# WHAT YOU HAVE TO DO
Find the lines containing the word "mondo" and copy every one of them.

# RECORDED INFORMATION
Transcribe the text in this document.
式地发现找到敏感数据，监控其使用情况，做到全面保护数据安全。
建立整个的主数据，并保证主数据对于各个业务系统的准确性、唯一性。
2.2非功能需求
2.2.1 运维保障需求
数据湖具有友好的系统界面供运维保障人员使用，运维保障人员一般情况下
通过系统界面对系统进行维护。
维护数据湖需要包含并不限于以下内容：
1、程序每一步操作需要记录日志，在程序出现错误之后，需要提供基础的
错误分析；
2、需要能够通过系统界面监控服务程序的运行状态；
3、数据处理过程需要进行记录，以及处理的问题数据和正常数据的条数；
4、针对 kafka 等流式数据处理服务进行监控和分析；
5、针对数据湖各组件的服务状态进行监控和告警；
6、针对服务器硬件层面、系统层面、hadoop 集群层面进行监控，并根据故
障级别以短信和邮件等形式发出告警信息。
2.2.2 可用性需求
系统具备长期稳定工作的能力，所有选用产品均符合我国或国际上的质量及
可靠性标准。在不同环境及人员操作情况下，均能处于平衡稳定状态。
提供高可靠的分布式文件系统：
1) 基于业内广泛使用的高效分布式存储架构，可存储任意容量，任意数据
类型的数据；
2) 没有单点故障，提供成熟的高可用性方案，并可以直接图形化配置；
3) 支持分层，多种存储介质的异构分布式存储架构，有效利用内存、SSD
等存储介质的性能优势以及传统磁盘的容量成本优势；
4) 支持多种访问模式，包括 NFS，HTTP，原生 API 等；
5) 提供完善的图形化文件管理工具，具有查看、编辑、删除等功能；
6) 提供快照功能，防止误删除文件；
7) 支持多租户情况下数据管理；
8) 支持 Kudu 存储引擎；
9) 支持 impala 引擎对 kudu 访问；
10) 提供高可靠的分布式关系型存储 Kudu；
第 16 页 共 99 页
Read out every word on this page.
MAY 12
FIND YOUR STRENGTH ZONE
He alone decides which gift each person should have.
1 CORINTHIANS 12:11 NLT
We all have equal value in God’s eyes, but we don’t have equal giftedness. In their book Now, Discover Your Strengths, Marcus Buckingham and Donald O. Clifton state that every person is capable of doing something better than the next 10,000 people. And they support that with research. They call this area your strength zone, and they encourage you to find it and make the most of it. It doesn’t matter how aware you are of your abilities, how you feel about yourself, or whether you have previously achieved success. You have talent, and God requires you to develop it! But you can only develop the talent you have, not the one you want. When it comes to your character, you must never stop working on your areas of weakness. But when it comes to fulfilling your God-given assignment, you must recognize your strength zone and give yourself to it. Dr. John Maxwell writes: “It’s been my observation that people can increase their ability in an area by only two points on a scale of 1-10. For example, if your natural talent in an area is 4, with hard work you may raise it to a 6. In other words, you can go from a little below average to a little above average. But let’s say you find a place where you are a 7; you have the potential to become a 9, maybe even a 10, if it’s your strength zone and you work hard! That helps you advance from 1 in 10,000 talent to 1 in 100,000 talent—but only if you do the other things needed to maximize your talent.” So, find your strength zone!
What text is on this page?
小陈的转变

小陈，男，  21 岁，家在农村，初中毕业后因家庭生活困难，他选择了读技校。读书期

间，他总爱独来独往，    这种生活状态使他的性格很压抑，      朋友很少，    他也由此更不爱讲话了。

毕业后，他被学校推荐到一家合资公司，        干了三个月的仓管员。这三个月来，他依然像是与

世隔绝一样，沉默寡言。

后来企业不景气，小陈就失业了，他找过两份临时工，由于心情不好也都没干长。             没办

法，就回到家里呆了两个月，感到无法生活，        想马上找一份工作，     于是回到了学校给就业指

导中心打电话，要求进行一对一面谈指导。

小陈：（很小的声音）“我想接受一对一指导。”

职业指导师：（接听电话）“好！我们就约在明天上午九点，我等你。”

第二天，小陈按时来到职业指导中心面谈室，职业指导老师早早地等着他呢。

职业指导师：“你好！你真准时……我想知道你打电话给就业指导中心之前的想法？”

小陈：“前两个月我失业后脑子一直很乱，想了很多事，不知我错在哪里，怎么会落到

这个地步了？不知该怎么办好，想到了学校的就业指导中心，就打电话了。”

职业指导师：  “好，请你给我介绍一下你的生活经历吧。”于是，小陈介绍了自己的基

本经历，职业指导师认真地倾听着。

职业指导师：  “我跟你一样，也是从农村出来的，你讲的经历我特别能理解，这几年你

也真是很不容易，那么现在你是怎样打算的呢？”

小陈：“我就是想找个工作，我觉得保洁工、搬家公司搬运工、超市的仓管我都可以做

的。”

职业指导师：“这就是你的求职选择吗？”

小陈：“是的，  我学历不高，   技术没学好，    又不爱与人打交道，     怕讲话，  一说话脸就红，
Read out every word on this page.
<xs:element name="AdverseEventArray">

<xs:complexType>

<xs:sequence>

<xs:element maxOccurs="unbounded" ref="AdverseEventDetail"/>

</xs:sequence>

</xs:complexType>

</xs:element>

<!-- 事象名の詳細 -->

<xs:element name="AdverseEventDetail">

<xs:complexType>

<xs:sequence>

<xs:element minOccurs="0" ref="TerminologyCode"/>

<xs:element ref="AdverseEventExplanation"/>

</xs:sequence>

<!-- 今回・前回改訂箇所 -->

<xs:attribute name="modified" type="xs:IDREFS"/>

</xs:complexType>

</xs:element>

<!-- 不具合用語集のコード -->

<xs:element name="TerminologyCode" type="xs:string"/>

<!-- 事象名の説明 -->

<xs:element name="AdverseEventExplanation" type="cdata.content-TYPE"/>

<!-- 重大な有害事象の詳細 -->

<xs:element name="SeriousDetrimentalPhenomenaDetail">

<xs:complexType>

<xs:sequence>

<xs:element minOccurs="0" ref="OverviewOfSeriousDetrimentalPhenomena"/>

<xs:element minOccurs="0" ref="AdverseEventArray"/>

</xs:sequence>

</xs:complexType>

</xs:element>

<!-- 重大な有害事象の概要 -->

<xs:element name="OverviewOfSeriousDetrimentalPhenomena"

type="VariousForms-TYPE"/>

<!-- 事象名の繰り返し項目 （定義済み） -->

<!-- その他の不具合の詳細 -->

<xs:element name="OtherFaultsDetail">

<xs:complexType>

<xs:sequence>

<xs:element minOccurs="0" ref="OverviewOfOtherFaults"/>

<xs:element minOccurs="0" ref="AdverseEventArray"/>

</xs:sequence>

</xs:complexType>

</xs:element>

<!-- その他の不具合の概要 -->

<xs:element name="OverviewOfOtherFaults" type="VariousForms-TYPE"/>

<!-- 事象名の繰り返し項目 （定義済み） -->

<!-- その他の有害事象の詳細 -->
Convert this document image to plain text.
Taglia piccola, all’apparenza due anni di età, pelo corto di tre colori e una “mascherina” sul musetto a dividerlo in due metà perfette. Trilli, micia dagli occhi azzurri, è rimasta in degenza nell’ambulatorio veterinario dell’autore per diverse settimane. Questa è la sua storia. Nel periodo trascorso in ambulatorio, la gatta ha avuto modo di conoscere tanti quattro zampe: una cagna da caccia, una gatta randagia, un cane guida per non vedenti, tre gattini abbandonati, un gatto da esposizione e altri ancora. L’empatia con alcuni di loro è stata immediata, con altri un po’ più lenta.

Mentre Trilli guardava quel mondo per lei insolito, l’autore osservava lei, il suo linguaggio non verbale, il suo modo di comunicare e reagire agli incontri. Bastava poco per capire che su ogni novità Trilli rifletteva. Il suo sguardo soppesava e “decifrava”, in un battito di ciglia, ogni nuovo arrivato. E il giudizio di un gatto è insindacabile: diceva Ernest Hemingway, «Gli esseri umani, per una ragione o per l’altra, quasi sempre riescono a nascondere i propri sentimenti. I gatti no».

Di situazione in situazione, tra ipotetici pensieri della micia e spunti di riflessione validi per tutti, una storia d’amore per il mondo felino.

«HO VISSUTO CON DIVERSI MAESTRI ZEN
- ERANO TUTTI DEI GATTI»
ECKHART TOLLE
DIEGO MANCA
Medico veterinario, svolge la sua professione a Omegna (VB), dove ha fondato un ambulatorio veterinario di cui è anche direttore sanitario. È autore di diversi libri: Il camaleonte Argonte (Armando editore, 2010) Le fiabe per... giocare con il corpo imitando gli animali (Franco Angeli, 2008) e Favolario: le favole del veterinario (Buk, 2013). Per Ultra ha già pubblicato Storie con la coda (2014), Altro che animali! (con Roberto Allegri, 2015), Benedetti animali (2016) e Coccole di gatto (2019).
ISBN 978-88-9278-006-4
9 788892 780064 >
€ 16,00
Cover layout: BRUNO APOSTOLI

# RESULT OF THE TASK
Mentre Trilli guardava quel mondo per lei insolito, l’autore osservava lei, il suo linguaggio non verbale, il suo modo di comunicare e reagire agli incontri. Bastava poco per capire che su ogni novità Trilli rifletteva. Il suo sguardo soppesava e “decifrava”, in un battito di ciglia, ogni nuovo arrivato. E il giudizio di un gatto è insindacabile: diceva Ernest Hemingway, «Gli esseri umani, per una ragione o per l’altra, quasi sempre riescono a nascondere i propri sentimenti. I gatti no».
Di situazione in situazione, tra ipotetici pensieri della micia e spunti di riflessione validi per tutti, una storia d’amore per il mondo felino.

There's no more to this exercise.